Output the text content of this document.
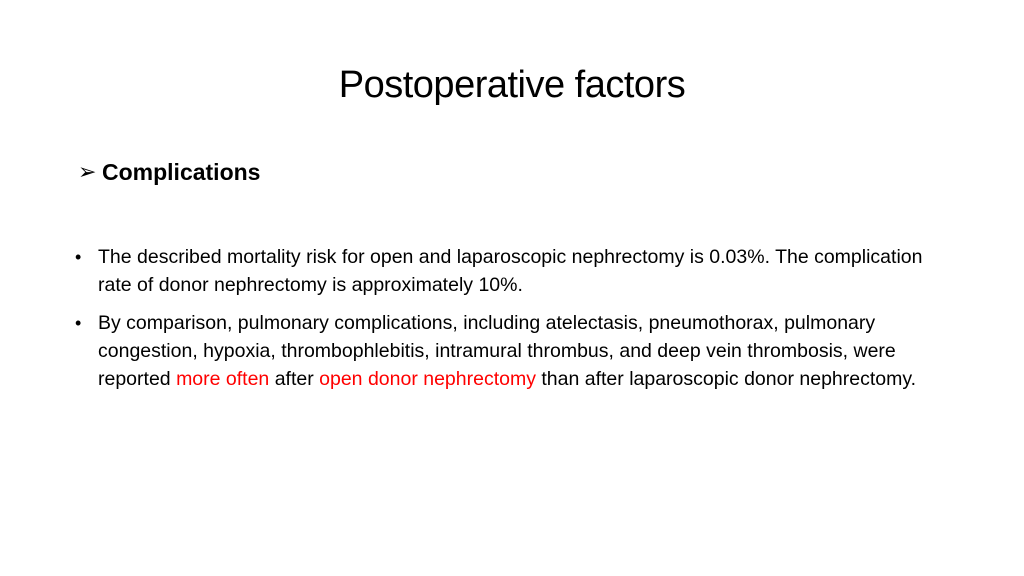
Postoperative factors
➢ Complications
• The described mortality risk for open and laparoscopic nephrectomy is 0.03%. The complication rate of donor nephrectomy is approximately 10%.
• By comparison, pulmonary complications, including atelectasis, pneumothorax, pulmonary congestion, hypoxia, thrombophlebitis, intramural thrombus, and deep vein thrombosis, were reported more often after open donor nephrectomy than after laparoscopic donor nephrectomy.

^^^^^^^^^^^^^^^^

Set down the material above as is, without any pictures.

**OUTPUT FOR THIS TASK**
Output the text content of this document.
Postoperative factors
➢ Complications
• The described mortality risk for open and laparoscopic nephrectomy is 0.03%. The complication rate of donor nephrectomy is approximately 10%.
• By comparison, pulmonary complications, including atelectasis, pneumothorax, pulmonary congestion, hypoxia, thrombophlebitis, intramural thrombus, and deep vein thrombosis, were reported more often after open donor nephrectomy than after laparoscopic donor nephrectomy.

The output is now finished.